*Passage given*
ENTSOG TYNDP 2017 - Annex F - Methodology

LNG infrastructure is defined by the regasification capacity along the average year and during high demand situations. The LNG tank volumes have characteristics; a flexibility factor defines the share of the tank volume that can be expected to be available during high demand situations. This flexibility has been defined by GLE. In addition to the working gas volumes and the withdrawal and injection capacities, withdrawal and injection curves for storages are taken into account. These curves define the abilities of storages to withdraw or inject gas depending on the fill level. The curves for the TYNDP 2017 have been defined in cooperation with GIE.

2.2.6 Flow constraints

TYNDP 2017 takes into account minimum flow requirements from the Netherlands to Germany and Belgium and from Belgium to France until 2025 in all scenarios. These minimum flow requirements represent physical requirements from the L-gas areas. In addition to this minimum imports from Turkey to Greece are considered until 2020 1) .

2.2.7 Route Disruption

As in previous TYNDP, the methodology considers major supply stresses against which the European gas system is assessed. Depending on the source one or two potential complete disruption events have been defined:

\\ Russian transit through Ukraine \\ Russian transit through Belarus

\\ Langeled pipeline between Norway and UK \\ Franpipe pipeline between Norway and France \\ Transmed pipeline between Algeria and Italy \\ MEG pipeline between Algeria and Spain (including supply to Portugal)

*Source data*

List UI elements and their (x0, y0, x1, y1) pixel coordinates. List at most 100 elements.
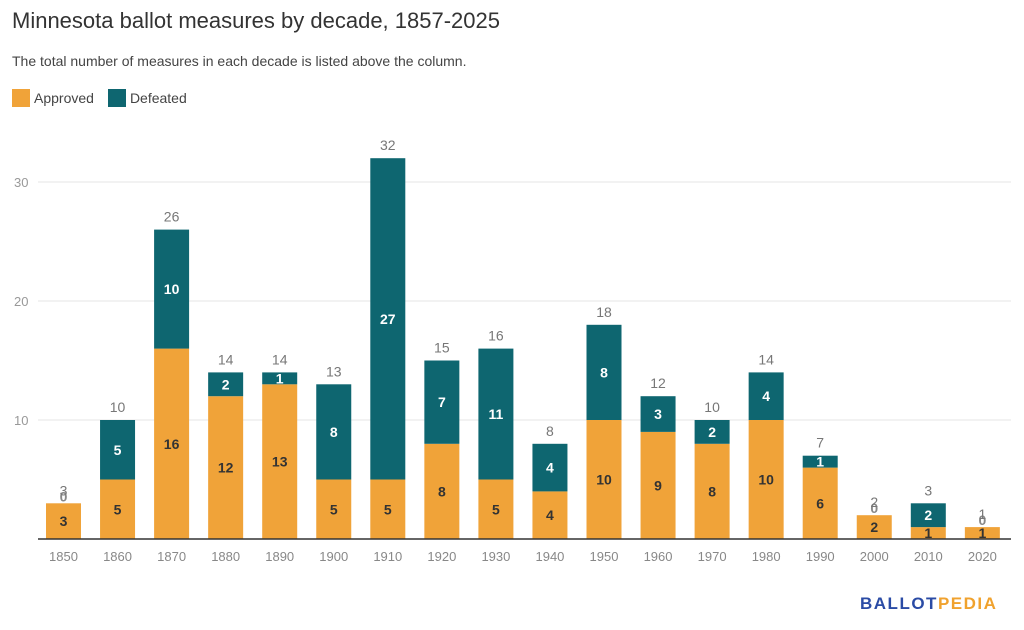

*The tasks*
1. From the ENTSOG methodology annex, list every pipeline named as a potential complete disruption event.
2. Turn the paragraph of the ENTSOG methodology annex that begins "TYNDP 2017 takes into account minimum flow requirements" into a short bulleted list that keeps its main facts.
3. Carry the ENTSOG methodology annex forward from the point where it stops.
The listing is separate material and is not part of the methodology annex.

*Expected answers*
1.
- Langeled pipeline between Norway and UK
- Franpipe pipeline between Norway and France
- Transmed pipeline between Algeria and Italy
- MEG pipeline between Algeria and Spain (including supply to Portugal)

2.
- In all scenarios, TYNDP 2017 includes minimum flow requirements until 2025 from the Netherlands to Germany and Belgium, and from Belgium to France.
- These requirements reflect physical needs of the L-gas areas.
- Minimum imports from Turkey to Greece are also considered until 2020.

3.
\\ TANAP pipeline between Azerbaijan and Greece \\ “Greenstream” pipeline between Libya and Italy

No specific disruption event is considered for LNG given the global dimension of the market preventing large scale effect of a political or technical disruption along the gas chain. A disruption case is represented in the ESW-CBA by the reduction of the available capacity of the existing infrastructure.

2.2.8 General and technical

The general and technical information covers the price information for gas depend- ing on the year and scenario as well as project-specific data like the capacity incre- ment, the expected commissioning date, the FID status, the advanced status and the PCI status according to the 2015 selection. This information was submitted by the project promoters during the project data collection and is used to aggregate the different infrastructure levels based on the individual projects. The Value of Lost Load (VoLL) quantifies the monetary impact of a disruption in the modelling. A standardised approach with a value of 600 EUR/MWh is used in the TYNDP 2017.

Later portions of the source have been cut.